*Passage*:
◆ ◆ ◆ ◆ ◆

US prosecutors appear to be expanding the scope of the investigation and looking to find more participants in insider trading willing to cut deals that involve naming names in exchange for immunity or more lenient sentences.

 
Some commentators are not hesitating to compare the Rajaratnam scandal with that in the late 1980s, immortalised in the film Wall Street, which ensnared arbitrage trader Ivan Boesky and junk bond king Michael Milken and resulted in the destruction of the investment bank where Milken popularised the concept of junk bonds, Drexel Burnham Lambert.
 
The Drexel case was one of the key steps in a process that ended the perception of insider trading as an essentially victimless activity and that made its eradication a priority for regulators and law enforcement agencies around the world. There is no mistaking the gravity of the charges for individuals and organisations caught up in the allegations surrounding Rajaratnam.
 
“This shows the seriousness with which law enforcement agencies treat insider dealing,” says Neill Blundell, a partner and head of the fraud group at law firm Eversheds. “Both in the US and now in the UK, the preferred route for dealing with this type of market abuse is criminal prosecution rather than regulatory action.
 
“Businesses and individuals need to be aware that insider dealing leads in one direction and that is jail. Clearly, the allegations in the case of Rajaratnam at Galleon allege substantial payment being made for inside information and as a result alleged multi-million-dollar profits. If convicted, he will be looking at a substantial sentence of imprisonment.”
 
Rajaratnam will not be the only one to suffer. Already the case is being conflated with the Bernie Madoff scandal as a stick with which to beat the hedge fund industry and press the case for more intrusive supervision and restrictive regulation.
 
In an environment where even honestly-earned high salaries, bonuses and profits in the financial industry arouse public anger and are the target of scorn and suspicion among politicians and in the media, where the rapid-fire automated trading techniques used by some funds are under fire for leaving other investors at a disadvantage, and where legislators are preparing to act on a range of new regulatory proposals affecting alternative funds in the coming months, the hedge fund industry needs an association with insider trading like a hole in the head.
 
With the – admittedly much more complex and nuanced – insider trading case involving former GLG star trader Philippe Jabre still relatively fresh in the memory, it seems probable that in the future managers will have to be more conservative than before in assessing the usability of information that may not be widely disseminated in the market, if only to demonstrate that they are whiter than white.

◆ ◆ ◆ ◆ ◆

*Tasks and exercises*:
(a) Update the insider trading article, starting with "With the – admittedly" and going on through "whiter than white.", so that "fund managers" replaces "managers".
(b) Copy out the records line for line, starting at their first line and going on through the line with "- paragraph: Dans".
The article on insider trading and the records that follow are unrelated.

◆ ◆ ◆ ◆ ◆

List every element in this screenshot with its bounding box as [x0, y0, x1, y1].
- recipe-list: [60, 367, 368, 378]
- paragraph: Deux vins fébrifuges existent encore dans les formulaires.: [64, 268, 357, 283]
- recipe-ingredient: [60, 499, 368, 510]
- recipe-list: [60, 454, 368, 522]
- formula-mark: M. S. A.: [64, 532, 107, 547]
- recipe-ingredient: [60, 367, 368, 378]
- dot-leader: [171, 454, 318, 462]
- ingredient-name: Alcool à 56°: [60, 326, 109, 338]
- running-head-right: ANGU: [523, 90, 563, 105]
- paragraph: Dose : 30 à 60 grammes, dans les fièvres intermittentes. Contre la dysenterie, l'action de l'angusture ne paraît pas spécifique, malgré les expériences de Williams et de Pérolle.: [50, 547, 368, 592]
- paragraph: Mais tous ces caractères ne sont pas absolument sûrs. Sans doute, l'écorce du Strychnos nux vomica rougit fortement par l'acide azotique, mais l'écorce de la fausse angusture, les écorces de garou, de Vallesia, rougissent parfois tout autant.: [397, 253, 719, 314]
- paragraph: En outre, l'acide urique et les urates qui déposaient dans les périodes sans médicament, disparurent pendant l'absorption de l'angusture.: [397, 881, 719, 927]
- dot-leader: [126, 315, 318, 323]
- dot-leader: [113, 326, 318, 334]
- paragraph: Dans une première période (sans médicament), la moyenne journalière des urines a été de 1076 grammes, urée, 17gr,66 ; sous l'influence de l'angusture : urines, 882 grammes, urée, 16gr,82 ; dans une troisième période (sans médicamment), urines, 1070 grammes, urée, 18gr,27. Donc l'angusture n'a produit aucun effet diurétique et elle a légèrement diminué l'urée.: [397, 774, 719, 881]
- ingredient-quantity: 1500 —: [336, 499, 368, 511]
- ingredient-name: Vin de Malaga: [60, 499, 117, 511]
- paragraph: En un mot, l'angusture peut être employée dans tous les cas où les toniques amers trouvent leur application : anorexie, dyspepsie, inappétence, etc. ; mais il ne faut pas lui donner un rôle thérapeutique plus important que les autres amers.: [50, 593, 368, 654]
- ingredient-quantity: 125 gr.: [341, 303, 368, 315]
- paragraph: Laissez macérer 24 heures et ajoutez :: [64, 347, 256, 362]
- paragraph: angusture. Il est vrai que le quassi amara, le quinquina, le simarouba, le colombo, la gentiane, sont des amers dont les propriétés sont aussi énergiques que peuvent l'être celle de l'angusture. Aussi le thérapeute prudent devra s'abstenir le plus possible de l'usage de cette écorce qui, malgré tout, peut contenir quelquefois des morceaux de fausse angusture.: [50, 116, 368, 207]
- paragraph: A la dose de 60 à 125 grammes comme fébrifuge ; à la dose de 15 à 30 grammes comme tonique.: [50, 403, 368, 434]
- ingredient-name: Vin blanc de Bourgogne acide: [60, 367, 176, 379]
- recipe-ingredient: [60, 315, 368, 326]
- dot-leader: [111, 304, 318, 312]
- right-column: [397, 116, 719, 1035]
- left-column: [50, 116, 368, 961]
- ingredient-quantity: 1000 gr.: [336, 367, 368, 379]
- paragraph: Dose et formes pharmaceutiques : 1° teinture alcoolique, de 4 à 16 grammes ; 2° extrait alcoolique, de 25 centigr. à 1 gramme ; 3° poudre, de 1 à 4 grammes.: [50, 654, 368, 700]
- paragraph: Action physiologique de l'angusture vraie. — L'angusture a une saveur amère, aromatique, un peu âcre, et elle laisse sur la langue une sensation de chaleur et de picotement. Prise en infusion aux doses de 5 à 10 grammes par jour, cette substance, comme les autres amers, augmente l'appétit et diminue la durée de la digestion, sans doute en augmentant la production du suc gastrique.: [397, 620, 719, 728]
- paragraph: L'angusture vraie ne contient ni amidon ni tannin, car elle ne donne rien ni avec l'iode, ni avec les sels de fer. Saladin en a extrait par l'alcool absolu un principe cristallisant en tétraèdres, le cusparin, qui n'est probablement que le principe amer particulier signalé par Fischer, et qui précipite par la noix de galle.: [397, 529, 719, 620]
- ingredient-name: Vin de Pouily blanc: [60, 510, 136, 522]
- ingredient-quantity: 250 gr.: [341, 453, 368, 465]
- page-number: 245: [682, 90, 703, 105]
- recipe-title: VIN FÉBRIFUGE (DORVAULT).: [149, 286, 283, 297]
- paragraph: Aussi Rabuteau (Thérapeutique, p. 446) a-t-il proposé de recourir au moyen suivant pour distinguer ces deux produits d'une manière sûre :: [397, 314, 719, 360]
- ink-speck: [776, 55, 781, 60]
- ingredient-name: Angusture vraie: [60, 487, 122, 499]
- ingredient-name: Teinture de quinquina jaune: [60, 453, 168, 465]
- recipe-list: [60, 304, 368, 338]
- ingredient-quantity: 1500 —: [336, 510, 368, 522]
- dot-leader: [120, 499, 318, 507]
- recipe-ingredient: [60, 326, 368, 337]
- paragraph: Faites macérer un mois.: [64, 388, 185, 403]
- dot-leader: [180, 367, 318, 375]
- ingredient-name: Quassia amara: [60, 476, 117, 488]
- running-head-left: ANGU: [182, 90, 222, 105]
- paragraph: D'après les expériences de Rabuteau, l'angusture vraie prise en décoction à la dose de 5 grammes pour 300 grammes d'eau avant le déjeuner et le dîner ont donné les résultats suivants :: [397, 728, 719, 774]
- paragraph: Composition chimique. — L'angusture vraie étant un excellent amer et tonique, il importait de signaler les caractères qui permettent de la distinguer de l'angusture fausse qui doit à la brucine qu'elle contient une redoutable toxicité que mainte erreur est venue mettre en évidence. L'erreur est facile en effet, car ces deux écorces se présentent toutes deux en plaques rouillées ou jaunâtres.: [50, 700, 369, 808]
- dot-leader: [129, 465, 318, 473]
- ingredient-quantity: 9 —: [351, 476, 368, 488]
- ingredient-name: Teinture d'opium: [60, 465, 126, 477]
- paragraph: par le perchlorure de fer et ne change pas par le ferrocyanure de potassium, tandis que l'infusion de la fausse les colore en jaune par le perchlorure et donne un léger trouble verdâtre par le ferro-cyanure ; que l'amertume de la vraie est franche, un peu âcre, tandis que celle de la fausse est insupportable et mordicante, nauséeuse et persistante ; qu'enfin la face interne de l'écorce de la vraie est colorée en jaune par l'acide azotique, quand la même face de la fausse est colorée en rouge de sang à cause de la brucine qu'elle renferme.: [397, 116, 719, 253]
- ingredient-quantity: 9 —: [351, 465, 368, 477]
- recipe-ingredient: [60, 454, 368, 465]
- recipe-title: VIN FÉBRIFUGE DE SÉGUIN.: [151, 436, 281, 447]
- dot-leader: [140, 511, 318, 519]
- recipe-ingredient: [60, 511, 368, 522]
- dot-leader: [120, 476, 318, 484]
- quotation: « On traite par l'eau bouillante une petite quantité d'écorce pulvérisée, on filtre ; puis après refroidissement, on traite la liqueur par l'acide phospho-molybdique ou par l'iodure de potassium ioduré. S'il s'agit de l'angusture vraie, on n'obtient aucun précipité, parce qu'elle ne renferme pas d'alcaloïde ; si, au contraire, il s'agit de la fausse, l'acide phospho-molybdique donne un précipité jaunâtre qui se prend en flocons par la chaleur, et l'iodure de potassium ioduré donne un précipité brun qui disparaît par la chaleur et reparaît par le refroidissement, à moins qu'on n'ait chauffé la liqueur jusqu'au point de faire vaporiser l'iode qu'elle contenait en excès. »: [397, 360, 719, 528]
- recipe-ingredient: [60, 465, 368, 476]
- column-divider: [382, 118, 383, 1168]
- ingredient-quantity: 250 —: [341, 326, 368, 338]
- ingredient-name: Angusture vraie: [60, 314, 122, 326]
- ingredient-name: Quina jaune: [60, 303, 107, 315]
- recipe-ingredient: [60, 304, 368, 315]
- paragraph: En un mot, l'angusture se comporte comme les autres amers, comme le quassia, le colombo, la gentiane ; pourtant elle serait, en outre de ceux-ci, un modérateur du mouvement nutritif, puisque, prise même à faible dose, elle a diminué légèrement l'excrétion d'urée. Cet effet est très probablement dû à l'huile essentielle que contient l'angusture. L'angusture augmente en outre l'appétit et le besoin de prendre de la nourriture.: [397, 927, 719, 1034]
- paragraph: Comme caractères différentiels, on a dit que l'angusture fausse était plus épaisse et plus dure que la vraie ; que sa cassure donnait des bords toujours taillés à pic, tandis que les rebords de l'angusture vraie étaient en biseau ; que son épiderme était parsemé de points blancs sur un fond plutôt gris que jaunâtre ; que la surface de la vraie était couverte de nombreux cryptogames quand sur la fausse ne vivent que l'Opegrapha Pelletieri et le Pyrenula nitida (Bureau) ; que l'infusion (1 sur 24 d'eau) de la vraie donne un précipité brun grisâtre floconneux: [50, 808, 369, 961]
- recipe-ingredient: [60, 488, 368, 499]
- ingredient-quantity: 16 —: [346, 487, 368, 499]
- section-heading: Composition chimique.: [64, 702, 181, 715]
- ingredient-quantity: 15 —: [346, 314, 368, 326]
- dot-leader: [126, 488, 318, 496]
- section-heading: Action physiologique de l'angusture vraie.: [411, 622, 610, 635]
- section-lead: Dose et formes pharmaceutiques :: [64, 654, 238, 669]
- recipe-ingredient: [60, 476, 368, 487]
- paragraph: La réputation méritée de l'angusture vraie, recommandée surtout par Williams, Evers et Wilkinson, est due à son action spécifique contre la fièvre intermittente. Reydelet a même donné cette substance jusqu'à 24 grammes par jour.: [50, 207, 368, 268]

◆ ◆ ◆ ◆ ◆

*Responses for each task*:
(a)
With the – admittedly much more complex and nuanced – insider trading case involving former GLG star trader Philippe Jabre still relatively fresh in the memory, it seems probable that in the future fund managers will have to be more conservative than before in assessing the usability of information that may not be widely disseminated in the market, if only to demonstrate that they are whiter than white.

(b)
List every element in this screenshot with its bounding box as [x0, y0, x1, y1].
- recipe-list: [60, 367, 368, 378]
- paragraph: Deux vins fébrifuges existent encore dans les formulaires.: [64, 268, 357, 283]
- recipe-ingredient: [60, 499, 368, 510]
- recipe-list: [60, 454, 368, 522]
- formula-mark: M. S. A.: [64, 532, 107, 547]
- recipe-ingredient: [60, 367, 368, 378]
- dot-leader: [171, 454, 318, 462]
- ingredient-name: Alcool à 56°: [60, 326, 109, 338]
- running-head-right: ANGU: [523, 90, 563, 105]
- paragraph: Dose : 30 à 60 grammes, dans les fièvres intermittentes. Contre la dysenterie, l'action de l'angusture ne paraît pas spécifique, malgré les expériences de Williams et de Pérolle.: [50, 547, 368, 592]
- paragraph: Mais tous ces caractères ne sont pas absolument sûrs. Sans doute, l'écorce du Strychnos nux vomica rougit fortement par l'acide azotique, mais l'écorce de la fausse angusture, les écorces de garou, de Vallesia, rougissent parfois tout autant.: [397, 253, 719, 314]
- paragraph: En outre, l'acide urique et les urates qui déposaient dans les périodes sans médicament, disparurent pendant l'absorption de l'angusture.: [397, 881, 719, 927]
- dot-leader: [126, 315, 318, 323]
- dot-leader: [113, 326, 318, 334]
- paragraph: Dans une première période (sans médicament), la moyenne journalière des urines a été de 1076 grammes, urée, 17gr,66 ; sous l'influence de l'angusture : urines, 882 grammes, urée, 16gr,82 ; dans une troisième période (sans médicamment), urines, 1070 grammes, urée, 18gr,27. Donc l'angusture n'a produit aucun effet diurétique et elle a légèrement diminué l'urée.: [397, 774, 719, 881]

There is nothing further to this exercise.